Exercise => Print out the material that follows word for word.

Information provided =>
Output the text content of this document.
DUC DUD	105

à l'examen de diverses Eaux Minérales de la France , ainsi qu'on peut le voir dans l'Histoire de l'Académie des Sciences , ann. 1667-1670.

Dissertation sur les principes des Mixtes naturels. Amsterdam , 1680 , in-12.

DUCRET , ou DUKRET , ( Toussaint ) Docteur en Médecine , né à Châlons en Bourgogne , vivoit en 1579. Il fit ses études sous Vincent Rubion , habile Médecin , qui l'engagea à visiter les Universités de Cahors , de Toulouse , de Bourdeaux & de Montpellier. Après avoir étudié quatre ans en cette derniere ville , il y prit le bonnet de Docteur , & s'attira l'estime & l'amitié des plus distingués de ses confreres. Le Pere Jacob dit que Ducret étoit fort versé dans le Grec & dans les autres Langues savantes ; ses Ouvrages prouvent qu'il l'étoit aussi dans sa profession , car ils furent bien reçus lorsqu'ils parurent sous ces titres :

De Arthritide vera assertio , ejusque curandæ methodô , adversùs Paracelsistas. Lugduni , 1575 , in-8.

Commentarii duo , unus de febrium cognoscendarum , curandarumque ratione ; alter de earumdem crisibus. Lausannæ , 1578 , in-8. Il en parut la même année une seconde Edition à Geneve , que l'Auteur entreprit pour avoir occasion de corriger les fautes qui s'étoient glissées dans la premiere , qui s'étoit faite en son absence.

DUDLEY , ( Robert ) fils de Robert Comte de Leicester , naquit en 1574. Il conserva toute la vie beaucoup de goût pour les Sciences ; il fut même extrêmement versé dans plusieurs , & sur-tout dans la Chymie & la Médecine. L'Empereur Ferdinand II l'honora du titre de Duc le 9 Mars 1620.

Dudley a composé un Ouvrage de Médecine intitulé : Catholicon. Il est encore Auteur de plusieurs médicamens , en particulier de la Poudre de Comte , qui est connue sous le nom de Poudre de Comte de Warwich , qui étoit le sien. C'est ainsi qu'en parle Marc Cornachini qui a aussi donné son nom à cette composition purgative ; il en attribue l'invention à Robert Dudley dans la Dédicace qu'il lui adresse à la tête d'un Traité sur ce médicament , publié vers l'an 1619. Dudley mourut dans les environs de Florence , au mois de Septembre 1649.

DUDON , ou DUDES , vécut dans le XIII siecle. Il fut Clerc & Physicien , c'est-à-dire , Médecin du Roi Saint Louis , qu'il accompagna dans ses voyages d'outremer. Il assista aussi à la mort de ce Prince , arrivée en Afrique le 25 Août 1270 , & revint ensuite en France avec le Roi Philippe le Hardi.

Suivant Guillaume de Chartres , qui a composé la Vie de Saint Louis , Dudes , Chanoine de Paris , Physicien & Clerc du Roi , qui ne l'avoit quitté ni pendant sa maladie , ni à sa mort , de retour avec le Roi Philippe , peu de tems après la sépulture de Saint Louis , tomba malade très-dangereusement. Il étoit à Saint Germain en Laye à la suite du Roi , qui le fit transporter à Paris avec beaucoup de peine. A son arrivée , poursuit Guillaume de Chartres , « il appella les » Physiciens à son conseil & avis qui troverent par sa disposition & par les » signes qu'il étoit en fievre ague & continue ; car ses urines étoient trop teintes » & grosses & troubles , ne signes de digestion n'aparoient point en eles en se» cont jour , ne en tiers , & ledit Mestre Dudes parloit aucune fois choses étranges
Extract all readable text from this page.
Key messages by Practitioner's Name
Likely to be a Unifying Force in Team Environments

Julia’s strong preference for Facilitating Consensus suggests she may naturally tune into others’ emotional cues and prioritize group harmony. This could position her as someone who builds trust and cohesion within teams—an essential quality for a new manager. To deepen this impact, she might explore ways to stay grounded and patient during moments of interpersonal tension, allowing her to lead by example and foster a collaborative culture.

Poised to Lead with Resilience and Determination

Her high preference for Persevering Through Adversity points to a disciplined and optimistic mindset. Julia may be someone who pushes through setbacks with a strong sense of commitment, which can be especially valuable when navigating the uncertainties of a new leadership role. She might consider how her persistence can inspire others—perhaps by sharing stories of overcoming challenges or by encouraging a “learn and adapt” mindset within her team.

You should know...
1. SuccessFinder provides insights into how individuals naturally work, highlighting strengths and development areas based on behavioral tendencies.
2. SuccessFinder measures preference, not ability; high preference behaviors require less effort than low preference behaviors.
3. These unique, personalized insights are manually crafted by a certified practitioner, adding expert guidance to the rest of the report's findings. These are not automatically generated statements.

Written reply =>
Output the text content of this document.
DUC DUD	105

à l'examen de diverses Eaux Minérales de la France , ainsi qu'on peut le voir dans l'Histoire de l'Académie des Sciences , ann. 1667-1670.

Dissertation sur les principes des Mixtes naturels. Amsterdam , 1680 , in-12.

DUCRET , ou DUKRET , ( Toussaint ) Docteur en Médecine , né à Châlons en Bourgogne , vivoit en 1579. Il fit ses études sous Vincent Rubion , habile Médecin , qui l'engagea à visiter les Universités de Cahors , de Toulouse , de Bourdeaux & de Montpellier. Après avoir étudié quatre ans en cette derniere ville , il y prit le bonnet de Docteur , & s'attira l'estime & l'amitié des plus distingués de ses confreres. Le Pere Jacob dit que Ducret étoit fort versé dans le Grec & dans les autres Langues savantes ; ses Ouvrages prouvent qu'il l'étoit aussi dans sa profession , car ils furent bien reçus lorsqu'ils parurent sous ces titres :

De Arthritide vera assertio , ejusque curandæ methodô , adversùs Paracelsistas. Lugduni , 1575 , in-8.

Commentarii duo , unus de febrium cognoscendarum , curandarumque ratione ; alter de earumdem crisibus. Lausannæ , 1578 , in-8. Il en parut la même année une seconde Edition à Geneve , que l'Auteur entreprit pour avoir occasion de corriger les fautes qui s'étoient glissées dans la premiere , qui s'étoit faite en son absence.

DUDLEY , ( Robert ) fils de Robert Comte de Leicester , naquit en 1574. Il conserva toute la vie beaucoup de goût pour les Sciences ; il fut même extrêmement versé dans plusieurs , & sur-tout dans la Chymie & la Médecine. L'Empereur Ferdinand II l'honora du titre de Duc le 9 Mars 1620.

Dudley a composé un Ouvrage de Médecine intitulé : Catholicon. Il est encore Auteur de plusieurs médicamens , en particulier de la Poudre de Comte , qui est connue sous le nom de Poudre de Comte de Warwich , qui étoit le sien. C'est ainsi qu'en parle Marc Cornachini qui a aussi donné son nom à cette composition purgative ; il en attribue l'invention à Robert Dudley dans la Dédicace qu'il lui adresse à la tête d'un Traité sur ce médicament , publié vers l'an 1619. Dudley mourut dans les environs de Florence , au mois de Septembre 1649.

DUDON , ou DUDES , vécut dans le XIII siecle. Il fut Clerc & Physicien , c'est-à-dire , Médecin du Roi Saint Louis , qu'il accompagna dans ses voyages d'outremer. Il assista aussi à la mort de ce Prince , arrivée en Afrique le 25 Août 1270 , & revint ensuite en France avec le Roi Philippe le Hardi.

Suivant Guillaume de Chartres , qui a composé la Vie de Saint Louis , Dudes , Chanoine de Paris , Physicien & Clerc du Roi , qui ne l'avoit quitté ni pendant sa maladie , ni à sa mort , de retour avec le Roi Philippe , peu de tems après la sépulture de Saint Louis , tomba malade très-dangereusement. Il étoit à Saint Germain en Laye à la suite du Roi , qui le fit transporter à Paris avec beaucoup de peine. A son arrivée , poursuit Guillaume de Chartres , « il appella les » Physiciens à son conseil & avis qui troverent par sa disposition & par les » signes qu'il étoit en fievre ague & continue ; car ses urines étoient trop teintes » & grosses & troubles , ne signes de digestion n'aparoient point en eles en se» cont jour , ne en tiers , & ledit Mestre Dudes parloit aucune fois choses étranges
Extract all readable text from this page.
Key messages by Practitioner's Name
Likely to be a Unifying Force in Team Environments

Julia’s strong preference for Facilitating Consensus suggests she may naturally tune into others’ emotional cues and prioritize group harmony. This could position her as someone who builds trust and cohesion within teams—an essential quality for a new manager. To deepen this impact, she might explore ways to stay grounded and patient during moments of interpersonal tension, allowing her to lead by example and foster a collaborative culture.

Poised to Lead with Resilience and Determination

Her high preference for Persevering Through Adversity points to a disciplined and optimistic mindset. Julia may be someone who pushes through setbacks with a strong sense of commitment, which can be especially valuable when navigating the uncertainties of a new leadership role. She might consider how her persistence can inspire others—perhaps by sharing stories of overcoming challenges or by encouraging a “learn and adapt” mindset within her team.

You should know...
1. SuccessFinder provides insights into how individuals naturally work, highlighting strengths and development areas based on behavioral tendencies.
2. SuccessFinder measures preference, not ability; high preference behaviors require less effort than low preference behaviors.
3. These unique, personalized insights are manually crafted by a certified practitioner, adding expert guidance to the rest of the report's findings. These are not automatically generated statements.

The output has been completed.